### WRITTEN TASK
Please copy the rows below exactly, from the first row through the line containing "SP 1.9 — [530, 414, 543, 423]", with both ends included.

### DATA FOR THE TASK
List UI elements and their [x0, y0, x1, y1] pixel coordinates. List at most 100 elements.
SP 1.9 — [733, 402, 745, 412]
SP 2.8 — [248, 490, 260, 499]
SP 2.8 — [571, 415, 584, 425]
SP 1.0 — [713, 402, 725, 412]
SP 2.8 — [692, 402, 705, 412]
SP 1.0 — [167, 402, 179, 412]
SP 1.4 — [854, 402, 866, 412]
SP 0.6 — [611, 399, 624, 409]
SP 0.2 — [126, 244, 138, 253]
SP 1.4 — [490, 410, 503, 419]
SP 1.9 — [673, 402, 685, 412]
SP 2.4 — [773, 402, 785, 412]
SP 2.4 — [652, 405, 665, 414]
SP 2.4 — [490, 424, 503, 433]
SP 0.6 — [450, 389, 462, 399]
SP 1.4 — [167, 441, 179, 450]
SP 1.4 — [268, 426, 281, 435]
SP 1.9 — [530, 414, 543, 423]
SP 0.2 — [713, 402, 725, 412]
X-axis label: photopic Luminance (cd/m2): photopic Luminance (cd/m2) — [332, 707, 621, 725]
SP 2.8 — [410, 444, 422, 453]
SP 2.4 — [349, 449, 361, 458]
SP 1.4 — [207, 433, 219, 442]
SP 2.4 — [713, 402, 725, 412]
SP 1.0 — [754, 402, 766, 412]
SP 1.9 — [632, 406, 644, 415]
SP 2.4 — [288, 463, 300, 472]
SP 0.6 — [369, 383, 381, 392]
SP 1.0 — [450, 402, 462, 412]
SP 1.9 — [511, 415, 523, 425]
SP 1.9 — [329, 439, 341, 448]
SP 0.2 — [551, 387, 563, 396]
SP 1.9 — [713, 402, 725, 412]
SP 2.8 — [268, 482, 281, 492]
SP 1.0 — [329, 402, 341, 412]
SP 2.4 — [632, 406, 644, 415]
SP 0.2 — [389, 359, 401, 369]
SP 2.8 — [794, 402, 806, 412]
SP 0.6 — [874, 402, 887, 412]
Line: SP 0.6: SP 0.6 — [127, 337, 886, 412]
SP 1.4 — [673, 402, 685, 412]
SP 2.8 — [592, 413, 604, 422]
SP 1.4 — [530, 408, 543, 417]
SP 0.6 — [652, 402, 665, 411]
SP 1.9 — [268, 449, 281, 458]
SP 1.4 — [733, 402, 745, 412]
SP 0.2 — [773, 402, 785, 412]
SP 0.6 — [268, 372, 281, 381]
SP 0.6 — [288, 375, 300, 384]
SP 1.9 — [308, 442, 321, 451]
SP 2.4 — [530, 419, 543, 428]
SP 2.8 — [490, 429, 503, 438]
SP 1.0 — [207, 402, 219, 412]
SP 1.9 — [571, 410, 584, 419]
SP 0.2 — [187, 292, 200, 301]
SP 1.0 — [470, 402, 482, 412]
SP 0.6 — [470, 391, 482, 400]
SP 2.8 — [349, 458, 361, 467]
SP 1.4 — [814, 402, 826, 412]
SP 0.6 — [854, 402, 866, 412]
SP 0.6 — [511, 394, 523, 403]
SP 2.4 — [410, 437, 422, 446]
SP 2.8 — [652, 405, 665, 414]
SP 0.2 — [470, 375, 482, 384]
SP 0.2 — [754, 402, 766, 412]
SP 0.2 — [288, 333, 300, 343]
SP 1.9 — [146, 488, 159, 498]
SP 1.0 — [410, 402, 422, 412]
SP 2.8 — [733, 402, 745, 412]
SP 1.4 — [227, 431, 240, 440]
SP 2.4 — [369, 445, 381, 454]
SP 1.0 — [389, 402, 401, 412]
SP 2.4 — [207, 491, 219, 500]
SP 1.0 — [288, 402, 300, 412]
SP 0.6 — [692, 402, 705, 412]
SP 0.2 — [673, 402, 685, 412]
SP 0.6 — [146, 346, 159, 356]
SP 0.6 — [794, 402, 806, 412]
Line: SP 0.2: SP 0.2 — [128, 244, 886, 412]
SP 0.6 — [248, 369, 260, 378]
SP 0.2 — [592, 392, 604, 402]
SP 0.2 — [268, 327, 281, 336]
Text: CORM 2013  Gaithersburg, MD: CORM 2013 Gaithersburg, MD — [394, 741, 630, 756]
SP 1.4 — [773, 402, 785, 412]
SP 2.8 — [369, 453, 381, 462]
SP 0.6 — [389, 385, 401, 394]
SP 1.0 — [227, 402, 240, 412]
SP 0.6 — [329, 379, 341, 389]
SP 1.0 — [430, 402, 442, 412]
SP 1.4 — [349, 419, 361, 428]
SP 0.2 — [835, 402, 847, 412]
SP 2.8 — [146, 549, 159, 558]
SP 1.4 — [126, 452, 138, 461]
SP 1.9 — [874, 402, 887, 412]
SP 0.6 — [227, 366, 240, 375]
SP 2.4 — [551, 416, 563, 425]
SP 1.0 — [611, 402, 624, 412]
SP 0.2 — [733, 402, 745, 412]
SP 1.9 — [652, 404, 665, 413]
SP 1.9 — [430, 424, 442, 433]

### CORRECT RESPONSE
List UI elements and their [x0, y0, x1, y1] pixel coordinates. List at most 100 elements.
SP 1.9 — [733, 402, 745, 412]
SP 2.8 — [248, 490, 260, 499]
SP 2.8 — [571, 415, 584, 425]
SP 1.0 — [713, 402, 725, 412]
SP 2.8 — [692, 402, 705, 412]
SP 1.0 — [167, 402, 179, 412]
SP 1.4 — [854, 402, 866, 412]
SP 0.6 — [611, 399, 624, 409]
SP 0.2 — [126, 244, 138, 253]
SP 1.4 — [490, 410, 503, 419]
SP 1.9 — [673, 402, 685, 412]
SP 2.4 — [773, 402, 785, 412]
SP 2.4 — [652, 405, 665, 414]
SP 2.4 — [490, 424, 503, 433]
SP 0.6 — [450, 389, 462, 399]
SP 1.4 — [167, 441, 179, 450]
SP 1.4 — [268, 426, 281, 435]
SP 1.9 — [530, 414, 543, 423]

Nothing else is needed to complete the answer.